INSTRUCTION – Filter the listing and keep only the lines with the word "hàng".

Stored data entries –
>> begin

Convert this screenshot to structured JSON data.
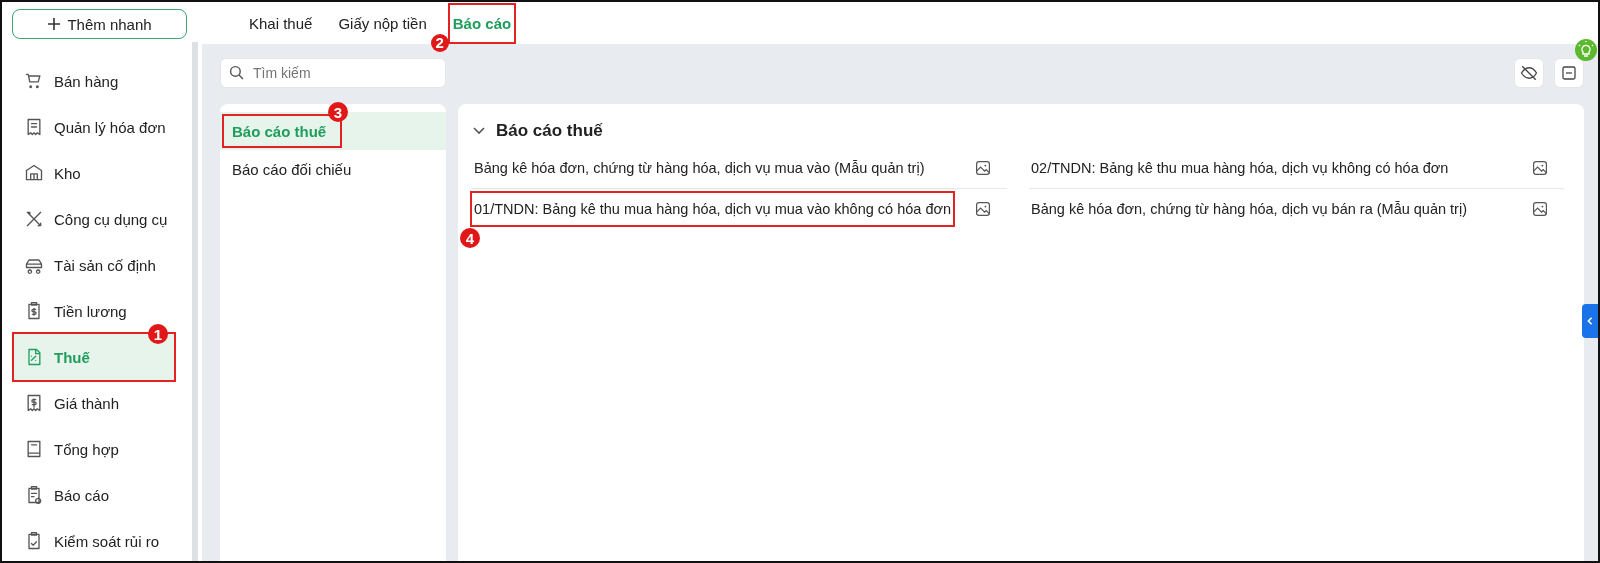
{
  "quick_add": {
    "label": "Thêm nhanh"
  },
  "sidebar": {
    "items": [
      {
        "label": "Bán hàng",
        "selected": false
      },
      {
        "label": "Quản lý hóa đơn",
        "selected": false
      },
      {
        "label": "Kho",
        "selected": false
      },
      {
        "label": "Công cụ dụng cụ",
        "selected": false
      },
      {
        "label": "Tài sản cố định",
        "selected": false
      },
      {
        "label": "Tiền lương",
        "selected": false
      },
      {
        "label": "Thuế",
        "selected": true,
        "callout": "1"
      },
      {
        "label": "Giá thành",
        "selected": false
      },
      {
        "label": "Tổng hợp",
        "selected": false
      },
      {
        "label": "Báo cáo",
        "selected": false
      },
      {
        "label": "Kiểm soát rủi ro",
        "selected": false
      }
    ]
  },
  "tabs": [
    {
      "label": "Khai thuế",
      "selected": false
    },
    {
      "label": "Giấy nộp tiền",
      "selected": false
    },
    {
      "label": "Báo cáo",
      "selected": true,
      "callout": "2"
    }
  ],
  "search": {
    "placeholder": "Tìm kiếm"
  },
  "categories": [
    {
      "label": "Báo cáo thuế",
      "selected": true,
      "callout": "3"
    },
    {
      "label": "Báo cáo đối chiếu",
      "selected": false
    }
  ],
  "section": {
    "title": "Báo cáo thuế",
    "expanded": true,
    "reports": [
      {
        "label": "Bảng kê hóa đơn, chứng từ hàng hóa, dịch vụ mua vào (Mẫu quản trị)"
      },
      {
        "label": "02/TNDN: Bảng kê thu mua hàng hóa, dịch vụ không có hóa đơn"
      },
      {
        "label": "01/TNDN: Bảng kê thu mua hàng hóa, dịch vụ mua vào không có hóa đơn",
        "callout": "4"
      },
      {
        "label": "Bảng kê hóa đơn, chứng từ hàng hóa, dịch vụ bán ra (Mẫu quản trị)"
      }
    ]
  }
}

>> end
>> begin

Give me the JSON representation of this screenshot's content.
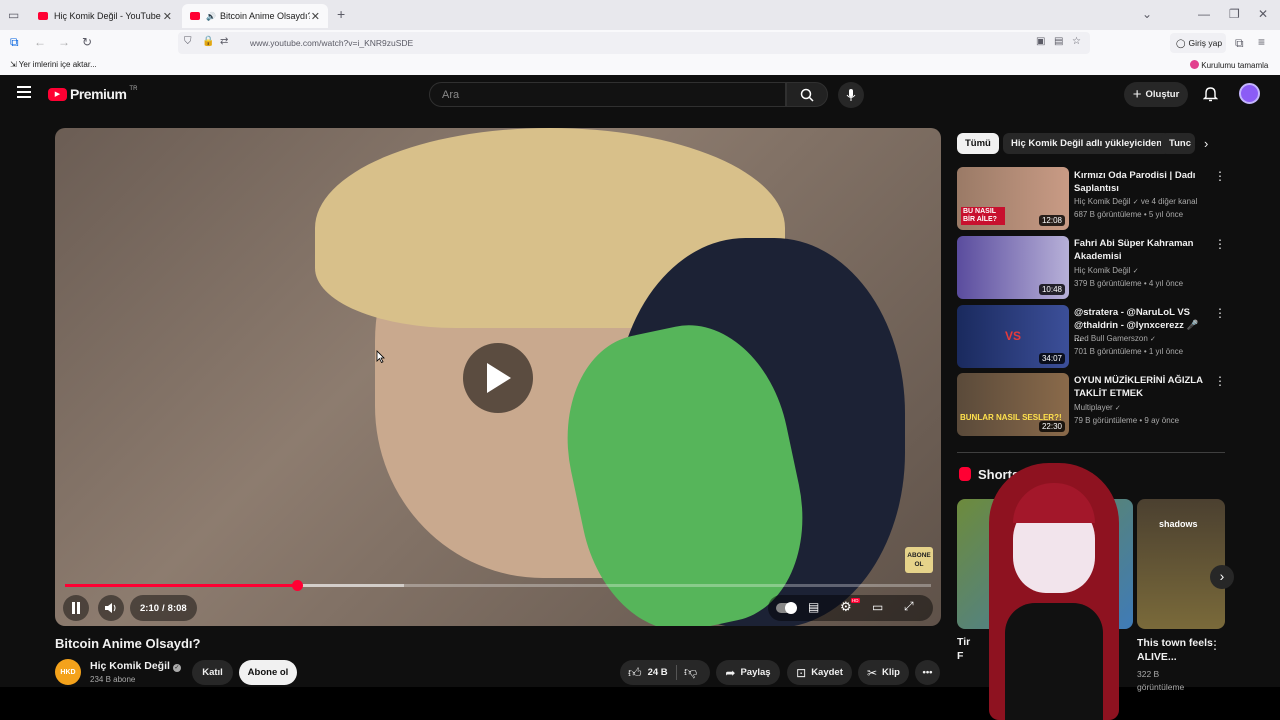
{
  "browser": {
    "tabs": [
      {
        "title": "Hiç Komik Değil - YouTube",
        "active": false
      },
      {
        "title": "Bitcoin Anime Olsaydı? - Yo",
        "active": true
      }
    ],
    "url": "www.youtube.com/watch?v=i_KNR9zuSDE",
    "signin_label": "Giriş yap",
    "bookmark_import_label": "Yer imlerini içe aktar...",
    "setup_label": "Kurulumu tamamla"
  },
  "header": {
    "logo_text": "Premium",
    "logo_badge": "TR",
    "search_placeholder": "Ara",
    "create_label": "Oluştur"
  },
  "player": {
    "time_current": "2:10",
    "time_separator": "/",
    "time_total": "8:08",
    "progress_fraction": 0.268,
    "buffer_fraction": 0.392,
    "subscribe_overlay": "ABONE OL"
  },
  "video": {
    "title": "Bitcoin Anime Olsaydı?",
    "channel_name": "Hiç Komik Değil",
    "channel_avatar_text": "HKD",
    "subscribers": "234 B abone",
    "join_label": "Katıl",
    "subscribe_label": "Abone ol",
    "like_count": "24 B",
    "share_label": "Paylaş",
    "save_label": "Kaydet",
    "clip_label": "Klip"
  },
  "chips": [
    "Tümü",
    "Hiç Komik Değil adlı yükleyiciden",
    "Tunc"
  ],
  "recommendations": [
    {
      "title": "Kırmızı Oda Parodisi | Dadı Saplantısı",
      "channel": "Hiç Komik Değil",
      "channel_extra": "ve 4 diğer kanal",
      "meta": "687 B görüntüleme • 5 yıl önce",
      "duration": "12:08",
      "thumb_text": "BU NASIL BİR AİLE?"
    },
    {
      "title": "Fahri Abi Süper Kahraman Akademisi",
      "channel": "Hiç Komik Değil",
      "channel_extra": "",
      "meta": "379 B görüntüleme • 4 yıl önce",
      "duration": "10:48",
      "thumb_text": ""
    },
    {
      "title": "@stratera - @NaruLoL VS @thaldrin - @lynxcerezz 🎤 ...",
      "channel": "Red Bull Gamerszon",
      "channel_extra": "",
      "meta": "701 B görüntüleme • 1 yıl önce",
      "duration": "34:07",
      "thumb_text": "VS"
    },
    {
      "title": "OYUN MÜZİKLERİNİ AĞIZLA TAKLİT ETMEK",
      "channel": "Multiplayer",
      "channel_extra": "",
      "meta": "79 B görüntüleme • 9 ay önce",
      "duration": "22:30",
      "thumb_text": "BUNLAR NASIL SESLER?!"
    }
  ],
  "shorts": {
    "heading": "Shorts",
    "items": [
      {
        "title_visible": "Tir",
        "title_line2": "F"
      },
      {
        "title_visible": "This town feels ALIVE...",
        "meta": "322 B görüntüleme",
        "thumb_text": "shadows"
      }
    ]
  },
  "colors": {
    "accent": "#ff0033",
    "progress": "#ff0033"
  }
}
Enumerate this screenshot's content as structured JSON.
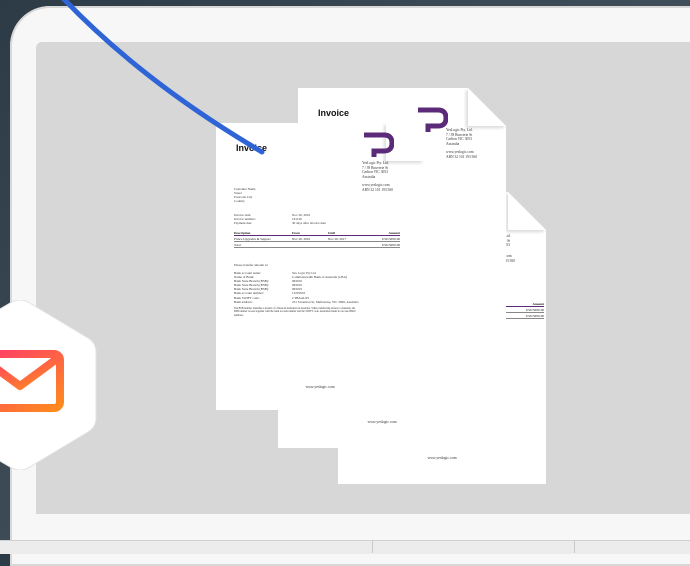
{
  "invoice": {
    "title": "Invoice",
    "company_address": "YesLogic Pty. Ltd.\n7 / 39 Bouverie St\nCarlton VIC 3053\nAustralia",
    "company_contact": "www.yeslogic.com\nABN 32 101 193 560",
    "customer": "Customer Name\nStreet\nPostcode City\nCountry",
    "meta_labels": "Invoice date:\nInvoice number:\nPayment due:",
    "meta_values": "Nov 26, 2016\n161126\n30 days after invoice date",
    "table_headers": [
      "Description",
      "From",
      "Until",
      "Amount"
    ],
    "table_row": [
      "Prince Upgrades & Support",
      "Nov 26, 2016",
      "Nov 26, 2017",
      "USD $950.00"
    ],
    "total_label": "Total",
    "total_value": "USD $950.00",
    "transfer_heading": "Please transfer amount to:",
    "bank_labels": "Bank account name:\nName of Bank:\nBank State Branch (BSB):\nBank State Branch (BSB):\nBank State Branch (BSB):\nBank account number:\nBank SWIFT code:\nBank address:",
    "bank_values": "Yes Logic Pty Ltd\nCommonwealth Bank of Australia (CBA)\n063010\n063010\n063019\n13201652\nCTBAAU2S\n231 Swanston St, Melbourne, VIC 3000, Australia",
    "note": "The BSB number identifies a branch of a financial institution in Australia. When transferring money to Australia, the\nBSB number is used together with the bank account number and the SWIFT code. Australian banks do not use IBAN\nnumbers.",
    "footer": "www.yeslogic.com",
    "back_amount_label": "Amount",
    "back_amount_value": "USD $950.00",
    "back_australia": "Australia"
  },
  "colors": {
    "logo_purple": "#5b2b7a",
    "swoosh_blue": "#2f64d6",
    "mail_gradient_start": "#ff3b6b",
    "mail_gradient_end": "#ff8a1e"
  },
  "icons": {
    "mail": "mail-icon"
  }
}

>> end
>> begin

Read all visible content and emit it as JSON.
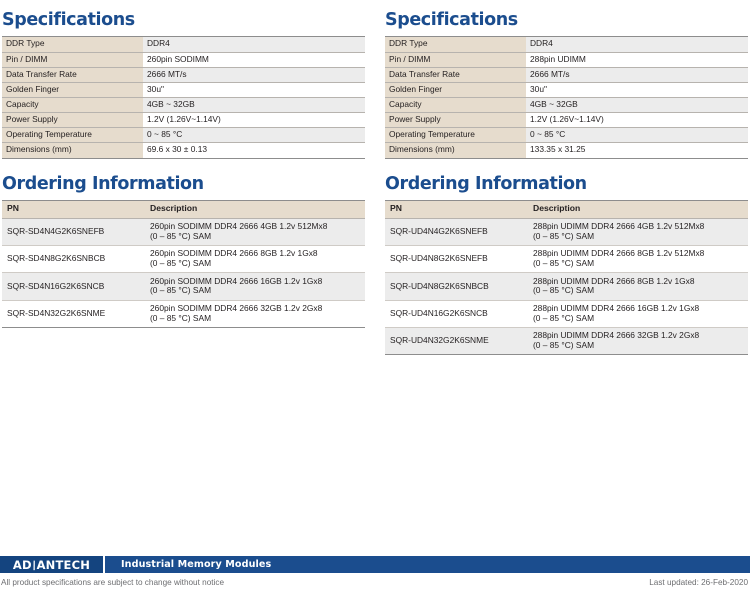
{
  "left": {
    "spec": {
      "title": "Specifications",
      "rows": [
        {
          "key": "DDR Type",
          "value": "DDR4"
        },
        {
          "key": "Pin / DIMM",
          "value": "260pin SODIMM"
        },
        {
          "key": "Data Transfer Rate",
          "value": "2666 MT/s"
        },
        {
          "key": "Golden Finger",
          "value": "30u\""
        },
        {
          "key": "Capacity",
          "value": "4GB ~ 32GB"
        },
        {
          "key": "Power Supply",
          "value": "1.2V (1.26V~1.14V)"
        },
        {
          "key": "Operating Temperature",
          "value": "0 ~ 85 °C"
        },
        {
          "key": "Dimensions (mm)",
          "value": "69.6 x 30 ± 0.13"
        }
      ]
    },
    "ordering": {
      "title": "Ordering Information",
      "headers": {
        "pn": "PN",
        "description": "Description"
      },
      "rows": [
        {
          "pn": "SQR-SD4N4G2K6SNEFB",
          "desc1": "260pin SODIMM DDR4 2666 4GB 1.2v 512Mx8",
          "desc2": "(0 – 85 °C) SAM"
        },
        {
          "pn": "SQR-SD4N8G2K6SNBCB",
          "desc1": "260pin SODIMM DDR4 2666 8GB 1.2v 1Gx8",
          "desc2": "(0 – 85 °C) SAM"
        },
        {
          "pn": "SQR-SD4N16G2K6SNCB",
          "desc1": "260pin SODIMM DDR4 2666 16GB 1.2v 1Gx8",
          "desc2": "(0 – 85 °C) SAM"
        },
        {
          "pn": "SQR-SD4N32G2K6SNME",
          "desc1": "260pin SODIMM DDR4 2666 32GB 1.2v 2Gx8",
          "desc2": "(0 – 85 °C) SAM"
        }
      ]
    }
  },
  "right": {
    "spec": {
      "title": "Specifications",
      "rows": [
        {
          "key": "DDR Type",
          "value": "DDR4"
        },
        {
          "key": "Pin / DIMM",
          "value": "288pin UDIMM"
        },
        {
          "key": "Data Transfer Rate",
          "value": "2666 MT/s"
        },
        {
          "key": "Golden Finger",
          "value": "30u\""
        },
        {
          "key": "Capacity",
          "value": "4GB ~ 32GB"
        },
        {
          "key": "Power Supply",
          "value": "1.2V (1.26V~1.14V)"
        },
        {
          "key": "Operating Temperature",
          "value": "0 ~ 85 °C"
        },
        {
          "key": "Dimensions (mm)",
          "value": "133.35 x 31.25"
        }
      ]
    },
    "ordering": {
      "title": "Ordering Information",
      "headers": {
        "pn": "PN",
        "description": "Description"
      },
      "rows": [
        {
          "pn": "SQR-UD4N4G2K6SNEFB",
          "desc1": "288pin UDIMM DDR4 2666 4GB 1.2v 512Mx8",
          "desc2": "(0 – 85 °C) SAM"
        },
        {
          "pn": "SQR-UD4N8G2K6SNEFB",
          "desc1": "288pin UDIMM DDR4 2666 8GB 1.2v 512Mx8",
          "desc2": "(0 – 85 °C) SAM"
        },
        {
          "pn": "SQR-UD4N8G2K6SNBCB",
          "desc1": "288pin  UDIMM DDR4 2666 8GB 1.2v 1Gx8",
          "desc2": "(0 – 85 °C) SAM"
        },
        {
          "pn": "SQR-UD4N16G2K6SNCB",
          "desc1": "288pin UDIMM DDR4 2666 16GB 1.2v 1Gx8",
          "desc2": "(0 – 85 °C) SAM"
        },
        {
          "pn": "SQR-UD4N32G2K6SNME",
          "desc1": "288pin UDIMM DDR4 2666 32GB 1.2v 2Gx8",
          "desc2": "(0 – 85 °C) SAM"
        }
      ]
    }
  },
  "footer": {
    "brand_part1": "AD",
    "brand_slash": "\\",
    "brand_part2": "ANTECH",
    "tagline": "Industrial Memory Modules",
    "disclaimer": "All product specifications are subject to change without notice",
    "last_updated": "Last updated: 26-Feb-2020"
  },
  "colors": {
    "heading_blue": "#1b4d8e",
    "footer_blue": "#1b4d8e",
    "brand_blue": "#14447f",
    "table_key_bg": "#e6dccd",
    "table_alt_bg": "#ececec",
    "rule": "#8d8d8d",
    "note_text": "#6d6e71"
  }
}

>> end

WORKED ANSWER –
        "label": "Bán hàng",
        "label": "Bảng kê hóa đơn, chứng từ hàng hóa, dịch vụ mua vào (Mẫu quản trị)"
        "label": "02/TNDN: Bảng kê thu mua hàng hóa, dịch vụ không có hóa đơn"
        "label": "01/TNDN: Bảng kê thu mua hàng hóa, dịch vụ mua vào không có hóa đơn",
        "label": "Bảng kê hóa đơn, chứng từ hàng hóa, dịch vụ bán ra (Mẫu quản trị)"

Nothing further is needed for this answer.